INSTRUCTIONS TO FOLLOW.
Without the pictures, return each record as it appears.

PROVIDED DATA.
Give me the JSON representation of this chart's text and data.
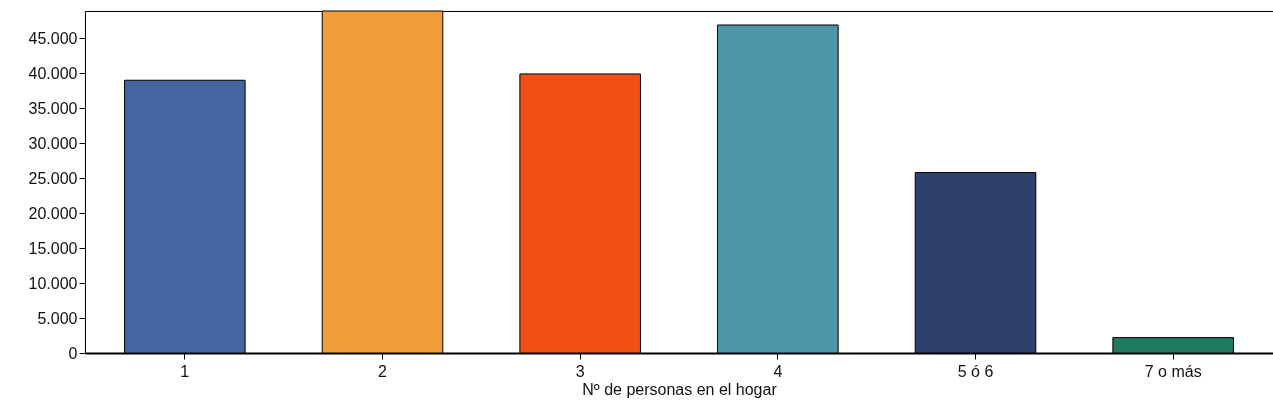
{
  "chart_data": {
    "type": "bar",
    "xlabel": "Nº de personas en el hogar",
    "categories": [
      "1",
      "2",
      "3",
      "4",
      "5 ó 6",
      "7 o más"
    ],
    "values": [
      39000,
      48900,
      39900,
      46900,
      25800,
      2200
    ],
    "colors": [
      "#4466a0",
      "#f29e38",
      "#f04f16",
      "#4f96a8",
      "#2e406a",
      "#1f7a60"
    ],
    "ylim": [
      0,
      48900
    ],
    "yticks": [
      {
        "value": 0,
        "label": "0"
      },
      {
        "value": 5000,
        "label": "5.000"
      },
      {
        "value": 10000,
        "label": "10.000"
      },
      {
        "value": 15000,
        "label": "15.000"
      },
      {
        "value": 20000,
        "label": "20.000"
      },
      {
        "value": 25000,
        "label": "25.000"
      },
      {
        "value": 30000,
        "label": "30.000"
      },
      {
        "value": 35000,
        "label": "35.000"
      },
      {
        "value": 40000,
        "label": "40.000"
      },
      {
        "value": 45000,
        "label": "45.000"
      }
    ],
    "grid": false
  }
}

FULL RESPONSE.
Give me the JSON representation of this chart's text and data.
{
  "chart_data": {
    "type": "bar",
    "xlabel": "Nº de personas en el hogar",
    "categories": [
      "1",
      "2",
      "3",
      "4",
      "5 ó 6",
      "7 o más"
    ],
    "values": [
      39000,
      48900,
      39900,
      46900,
      25800,
      2200
    ],
    "colors": [
      "#4466a0",
      "#f29e38",
      "#f04f16",
      "#4f96a8",
      "#2e406a",
      "#1f7a60"
    ],
    "ylim": [
      0,
      48900
    ],
    "yticks": [
      {
        "value": 0,
        "label": "0"
      },
      {
        "value": 5000,
        "label": "5.000"
      },
      {
        "value": 10000,
        "label": "10.000"
      },
      {
        "value": 15000,
        "label": "15.000"
      },
      {
        "value": 20000,
        "label": "20.000"
      },
      {
        "value": 25000,
        "label": "25.000"
      },
      {
        "value": 30000,
        "label": "30.000"
      },
      {
        "value": 35000,
        "label": "35.000"
      },
      {
        "value": 40000,
        "label": "40.000"
      },
      {
        "value": 45000,
        "label": "45.000"
      }
    ],
    "grid": false
  }
}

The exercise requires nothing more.